REQUIREMENT
Leave out the pictures and copy everything else below exactly.

EXERCISE MATERIAL
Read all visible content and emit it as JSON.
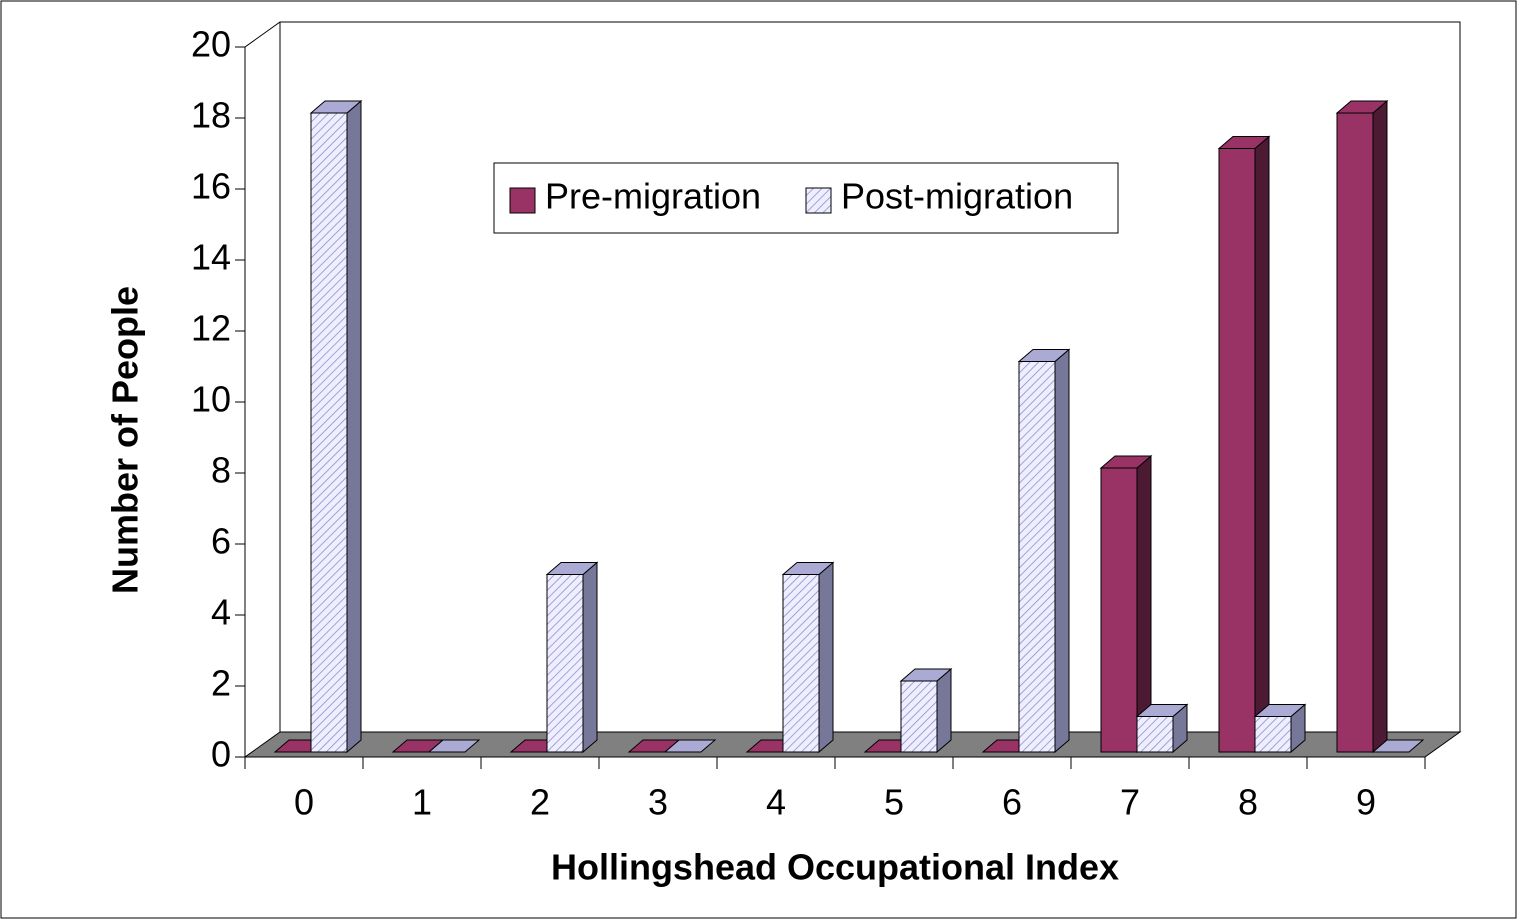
{
  "chart_data": {
    "type": "bar3d",
    "x_label": "Hollingshead Occupational Index",
    "y_label": "Number of People",
    "categories": [
      "0",
      "1",
      "2",
      "3",
      "4",
      "5",
      "6",
      "7",
      "8",
      "9"
    ],
    "series": [
      {
        "name": "Pre-migration",
        "color": "#993366",
        "values": [
          0,
          0,
          0,
          0,
          0,
          0,
          0,
          8,
          17,
          18
        ]
      },
      {
        "name": "Post-migration",
        "color": "#ccccff",
        "values": [
          18,
          0,
          5,
          0,
          5,
          2,
          11,
          1,
          1,
          0
        ]
      }
    ],
    "ylim": [
      0,
      20
    ],
    "yticks": [
      0,
      2,
      4,
      6,
      8,
      10,
      12,
      14,
      16,
      18,
      20
    ],
    "grid": false
  }
}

TASK SOLUTION
Read all visible content and emit it as JSON.
{
  "chart_data": {
    "type": "bar3d",
    "x_label": "Hollingshead Occupational Index",
    "y_label": "Number of People",
    "categories": [
      "0",
      "1",
      "2",
      "3",
      "4",
      "5",
      "6",
      "7",
      "8",
      "9"
    ],
    "series": [
      {
        "name": "Pre-migration",
        "color": "#993366",
        "values": [
          0,
          0,
          0,
          0,
          0,
          0,
          0,
          8,
          17,
          18
        ]
      },
      {
        "name": "Post-migration",
        "color": "#ccccff",
        "values": [
          18,
          0,
          5,
          0,
          5,
          2,
          11,
          1,
          1,
          0
        ]
      }
    ],
    "ylim": [
      0,
      20
    ],
    "yticks": [
      0,
      2,
      4,
      6,
      8,
      10,
      12,
      14,
      16,
      18,
      20
    ],
    "grid": false
  }
}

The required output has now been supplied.